Extracted data entries
** Start **
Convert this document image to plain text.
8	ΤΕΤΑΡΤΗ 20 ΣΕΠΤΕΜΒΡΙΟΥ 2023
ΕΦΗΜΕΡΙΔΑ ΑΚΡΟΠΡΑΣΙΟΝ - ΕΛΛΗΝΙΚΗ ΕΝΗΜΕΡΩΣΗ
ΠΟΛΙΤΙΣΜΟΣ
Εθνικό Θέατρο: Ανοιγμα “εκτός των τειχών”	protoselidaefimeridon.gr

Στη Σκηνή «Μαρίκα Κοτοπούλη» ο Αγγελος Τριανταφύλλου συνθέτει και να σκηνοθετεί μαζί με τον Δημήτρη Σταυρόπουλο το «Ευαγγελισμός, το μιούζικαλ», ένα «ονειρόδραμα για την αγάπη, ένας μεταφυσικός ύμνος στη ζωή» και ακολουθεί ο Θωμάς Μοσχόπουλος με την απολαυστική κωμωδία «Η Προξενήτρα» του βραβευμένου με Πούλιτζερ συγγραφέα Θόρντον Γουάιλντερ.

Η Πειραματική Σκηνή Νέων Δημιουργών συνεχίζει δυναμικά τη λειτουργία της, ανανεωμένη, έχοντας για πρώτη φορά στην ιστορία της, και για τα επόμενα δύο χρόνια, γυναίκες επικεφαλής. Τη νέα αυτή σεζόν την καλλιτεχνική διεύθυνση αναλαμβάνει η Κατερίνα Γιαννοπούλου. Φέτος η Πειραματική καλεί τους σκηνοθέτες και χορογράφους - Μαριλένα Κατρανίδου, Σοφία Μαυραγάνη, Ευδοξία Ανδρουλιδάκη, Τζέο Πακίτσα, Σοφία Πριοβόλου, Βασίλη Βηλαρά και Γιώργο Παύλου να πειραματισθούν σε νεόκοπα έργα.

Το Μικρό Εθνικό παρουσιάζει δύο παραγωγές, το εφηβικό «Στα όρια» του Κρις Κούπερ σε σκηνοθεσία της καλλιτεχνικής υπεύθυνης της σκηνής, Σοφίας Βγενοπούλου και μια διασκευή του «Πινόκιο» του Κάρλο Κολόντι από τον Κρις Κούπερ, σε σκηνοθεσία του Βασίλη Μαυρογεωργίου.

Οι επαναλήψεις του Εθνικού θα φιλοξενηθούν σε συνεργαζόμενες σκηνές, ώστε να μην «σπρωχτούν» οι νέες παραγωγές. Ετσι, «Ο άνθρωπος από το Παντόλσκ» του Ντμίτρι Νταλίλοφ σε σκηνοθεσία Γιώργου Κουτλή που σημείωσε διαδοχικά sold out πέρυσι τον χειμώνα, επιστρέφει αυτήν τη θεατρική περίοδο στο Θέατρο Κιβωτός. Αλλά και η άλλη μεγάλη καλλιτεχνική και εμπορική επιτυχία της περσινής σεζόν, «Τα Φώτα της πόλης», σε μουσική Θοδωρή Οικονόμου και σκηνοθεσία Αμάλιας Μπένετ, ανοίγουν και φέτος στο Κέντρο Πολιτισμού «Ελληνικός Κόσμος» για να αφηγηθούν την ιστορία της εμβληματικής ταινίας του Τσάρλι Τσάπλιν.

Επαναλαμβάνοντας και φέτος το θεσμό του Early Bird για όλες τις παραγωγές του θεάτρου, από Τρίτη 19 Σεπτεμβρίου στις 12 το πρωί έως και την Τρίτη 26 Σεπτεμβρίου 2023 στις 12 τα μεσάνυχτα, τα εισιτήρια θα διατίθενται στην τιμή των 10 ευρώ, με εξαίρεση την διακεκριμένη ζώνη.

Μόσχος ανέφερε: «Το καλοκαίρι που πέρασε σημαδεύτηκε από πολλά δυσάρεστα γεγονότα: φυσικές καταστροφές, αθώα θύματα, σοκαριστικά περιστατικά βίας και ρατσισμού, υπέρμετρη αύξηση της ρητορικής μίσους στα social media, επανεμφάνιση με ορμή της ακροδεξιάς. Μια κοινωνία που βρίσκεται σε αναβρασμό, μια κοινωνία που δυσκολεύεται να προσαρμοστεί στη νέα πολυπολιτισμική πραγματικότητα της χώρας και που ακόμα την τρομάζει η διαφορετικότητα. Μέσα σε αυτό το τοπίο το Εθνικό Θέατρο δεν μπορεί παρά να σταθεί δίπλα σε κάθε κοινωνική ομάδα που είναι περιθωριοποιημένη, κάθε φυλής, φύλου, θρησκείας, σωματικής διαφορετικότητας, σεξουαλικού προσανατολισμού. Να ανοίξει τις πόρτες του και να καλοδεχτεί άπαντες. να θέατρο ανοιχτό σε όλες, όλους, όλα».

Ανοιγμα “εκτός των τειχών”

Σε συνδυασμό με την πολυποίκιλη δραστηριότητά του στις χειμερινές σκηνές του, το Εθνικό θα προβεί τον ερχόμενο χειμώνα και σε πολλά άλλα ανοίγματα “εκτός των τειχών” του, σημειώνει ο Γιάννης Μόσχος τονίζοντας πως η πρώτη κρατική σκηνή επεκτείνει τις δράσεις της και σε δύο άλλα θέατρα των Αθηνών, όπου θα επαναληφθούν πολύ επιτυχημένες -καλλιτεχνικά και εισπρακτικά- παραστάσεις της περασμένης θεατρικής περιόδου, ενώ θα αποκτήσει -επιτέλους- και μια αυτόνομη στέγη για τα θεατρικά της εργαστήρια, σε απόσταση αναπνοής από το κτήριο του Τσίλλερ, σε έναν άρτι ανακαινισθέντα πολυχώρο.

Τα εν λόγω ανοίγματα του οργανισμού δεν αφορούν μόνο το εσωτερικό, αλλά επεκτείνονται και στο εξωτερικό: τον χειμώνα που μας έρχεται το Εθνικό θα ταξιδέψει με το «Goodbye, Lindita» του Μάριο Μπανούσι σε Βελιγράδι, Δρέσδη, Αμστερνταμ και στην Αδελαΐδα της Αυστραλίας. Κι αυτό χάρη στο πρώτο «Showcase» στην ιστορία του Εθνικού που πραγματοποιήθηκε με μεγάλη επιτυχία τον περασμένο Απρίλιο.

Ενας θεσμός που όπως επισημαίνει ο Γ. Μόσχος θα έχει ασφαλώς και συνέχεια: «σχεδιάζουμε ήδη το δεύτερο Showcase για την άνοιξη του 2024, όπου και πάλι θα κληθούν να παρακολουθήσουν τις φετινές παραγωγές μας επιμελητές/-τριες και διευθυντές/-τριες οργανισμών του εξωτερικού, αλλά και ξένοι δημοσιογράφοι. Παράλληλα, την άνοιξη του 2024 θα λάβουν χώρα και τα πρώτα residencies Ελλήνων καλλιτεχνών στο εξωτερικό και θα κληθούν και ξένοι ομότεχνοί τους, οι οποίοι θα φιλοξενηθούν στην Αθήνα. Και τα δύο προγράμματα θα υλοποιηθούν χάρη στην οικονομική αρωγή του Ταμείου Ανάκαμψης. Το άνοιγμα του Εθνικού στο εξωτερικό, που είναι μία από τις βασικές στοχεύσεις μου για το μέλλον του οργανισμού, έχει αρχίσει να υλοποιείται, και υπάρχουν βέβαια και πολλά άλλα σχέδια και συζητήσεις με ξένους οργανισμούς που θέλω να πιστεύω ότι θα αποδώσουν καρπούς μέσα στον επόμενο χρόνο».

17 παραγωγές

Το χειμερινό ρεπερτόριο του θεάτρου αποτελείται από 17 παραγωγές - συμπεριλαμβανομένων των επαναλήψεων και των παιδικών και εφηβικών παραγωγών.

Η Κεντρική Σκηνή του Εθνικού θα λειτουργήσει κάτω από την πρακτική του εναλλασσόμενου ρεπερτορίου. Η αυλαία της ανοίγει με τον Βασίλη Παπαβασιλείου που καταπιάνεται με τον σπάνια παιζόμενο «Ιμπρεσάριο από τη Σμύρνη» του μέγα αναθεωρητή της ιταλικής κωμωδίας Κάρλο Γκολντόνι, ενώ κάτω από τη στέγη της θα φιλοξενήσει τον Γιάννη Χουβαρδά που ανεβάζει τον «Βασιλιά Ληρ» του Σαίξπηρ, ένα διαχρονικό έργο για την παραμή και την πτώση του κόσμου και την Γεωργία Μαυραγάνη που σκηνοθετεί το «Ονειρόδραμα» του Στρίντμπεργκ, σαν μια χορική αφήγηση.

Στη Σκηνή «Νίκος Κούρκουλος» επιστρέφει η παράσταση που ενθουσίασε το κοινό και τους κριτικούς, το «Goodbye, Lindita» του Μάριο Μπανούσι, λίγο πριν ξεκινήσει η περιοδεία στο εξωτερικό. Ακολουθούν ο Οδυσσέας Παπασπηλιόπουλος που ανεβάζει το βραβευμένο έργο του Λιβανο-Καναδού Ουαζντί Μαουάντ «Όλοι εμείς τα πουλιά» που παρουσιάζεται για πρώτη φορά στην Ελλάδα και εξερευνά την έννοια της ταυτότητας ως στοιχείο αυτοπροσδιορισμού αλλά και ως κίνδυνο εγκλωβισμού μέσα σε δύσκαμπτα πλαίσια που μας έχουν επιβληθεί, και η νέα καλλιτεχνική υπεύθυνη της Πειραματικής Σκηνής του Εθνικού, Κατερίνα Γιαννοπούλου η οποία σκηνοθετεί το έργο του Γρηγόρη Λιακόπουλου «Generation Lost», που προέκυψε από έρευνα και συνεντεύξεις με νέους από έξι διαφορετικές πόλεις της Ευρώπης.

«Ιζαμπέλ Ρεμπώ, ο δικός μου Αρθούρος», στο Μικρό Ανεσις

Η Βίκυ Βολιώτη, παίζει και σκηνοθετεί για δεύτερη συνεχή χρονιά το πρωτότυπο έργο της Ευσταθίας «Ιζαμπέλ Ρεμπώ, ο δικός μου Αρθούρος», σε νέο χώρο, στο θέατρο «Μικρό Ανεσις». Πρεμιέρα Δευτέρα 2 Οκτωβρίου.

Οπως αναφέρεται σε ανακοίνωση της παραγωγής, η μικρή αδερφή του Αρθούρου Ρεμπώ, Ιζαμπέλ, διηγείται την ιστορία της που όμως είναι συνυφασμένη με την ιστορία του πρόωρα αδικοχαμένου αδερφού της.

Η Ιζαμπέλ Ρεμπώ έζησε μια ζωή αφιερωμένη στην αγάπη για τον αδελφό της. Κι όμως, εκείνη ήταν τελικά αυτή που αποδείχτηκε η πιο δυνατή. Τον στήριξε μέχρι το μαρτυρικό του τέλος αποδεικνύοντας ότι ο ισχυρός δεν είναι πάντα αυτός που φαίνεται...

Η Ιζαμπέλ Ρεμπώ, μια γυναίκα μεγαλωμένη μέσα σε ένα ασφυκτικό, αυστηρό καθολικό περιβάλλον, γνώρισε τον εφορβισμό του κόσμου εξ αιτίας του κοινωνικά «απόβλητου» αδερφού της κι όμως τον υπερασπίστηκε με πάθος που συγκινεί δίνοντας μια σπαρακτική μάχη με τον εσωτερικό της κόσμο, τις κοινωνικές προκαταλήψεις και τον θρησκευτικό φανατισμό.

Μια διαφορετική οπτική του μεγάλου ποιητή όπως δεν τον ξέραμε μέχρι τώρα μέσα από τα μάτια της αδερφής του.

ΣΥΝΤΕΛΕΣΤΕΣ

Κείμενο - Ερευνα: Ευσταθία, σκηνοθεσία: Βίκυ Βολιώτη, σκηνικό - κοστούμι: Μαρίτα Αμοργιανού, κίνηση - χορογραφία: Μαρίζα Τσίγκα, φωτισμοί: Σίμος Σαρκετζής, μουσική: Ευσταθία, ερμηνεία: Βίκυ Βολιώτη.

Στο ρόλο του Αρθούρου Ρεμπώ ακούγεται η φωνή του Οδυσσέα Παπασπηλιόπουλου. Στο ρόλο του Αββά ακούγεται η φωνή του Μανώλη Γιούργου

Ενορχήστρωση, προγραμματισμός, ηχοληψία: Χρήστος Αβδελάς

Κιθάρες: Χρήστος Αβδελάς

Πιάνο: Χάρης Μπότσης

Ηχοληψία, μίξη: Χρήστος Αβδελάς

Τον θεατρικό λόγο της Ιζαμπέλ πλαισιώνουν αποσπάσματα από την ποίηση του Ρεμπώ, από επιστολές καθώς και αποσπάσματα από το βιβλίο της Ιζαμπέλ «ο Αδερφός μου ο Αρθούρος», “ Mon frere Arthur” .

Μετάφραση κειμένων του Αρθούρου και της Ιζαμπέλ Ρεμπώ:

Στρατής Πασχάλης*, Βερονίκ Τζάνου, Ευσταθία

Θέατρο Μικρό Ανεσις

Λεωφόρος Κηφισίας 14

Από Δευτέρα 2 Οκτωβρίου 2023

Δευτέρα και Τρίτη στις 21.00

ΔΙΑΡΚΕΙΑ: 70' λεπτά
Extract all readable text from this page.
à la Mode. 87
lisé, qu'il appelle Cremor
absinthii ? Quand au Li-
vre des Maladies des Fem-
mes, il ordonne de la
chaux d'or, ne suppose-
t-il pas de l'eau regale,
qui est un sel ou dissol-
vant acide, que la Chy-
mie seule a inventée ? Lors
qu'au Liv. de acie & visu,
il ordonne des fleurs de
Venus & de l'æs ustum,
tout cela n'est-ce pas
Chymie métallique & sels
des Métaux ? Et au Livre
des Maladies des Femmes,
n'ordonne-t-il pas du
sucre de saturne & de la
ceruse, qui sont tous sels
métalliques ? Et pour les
** End **
WORK TO COMPLETE.
Go over the data above and copy every line that has the word "Τρίτη" in it.

CORRECT ANSWER.
Επαναλαμβάνοντας και φέτος το θεσμό του Early Bird για όλες τις παραγωγές του θεάτρου, από Τρίτη 19 Σεπτεμβρίου στις 12 το πρωί έως και την Τρίτη 26 Σεπτεμβρίου 2023 στις 12 τα μεσάνυχτα, τα εισιτήρια θα διατίθενται στην τιμή των 10 ευρώ, με εξαίρεση την διακεκριμένη ζώνη.
Δευτέρα και Τρίτη στις 21.00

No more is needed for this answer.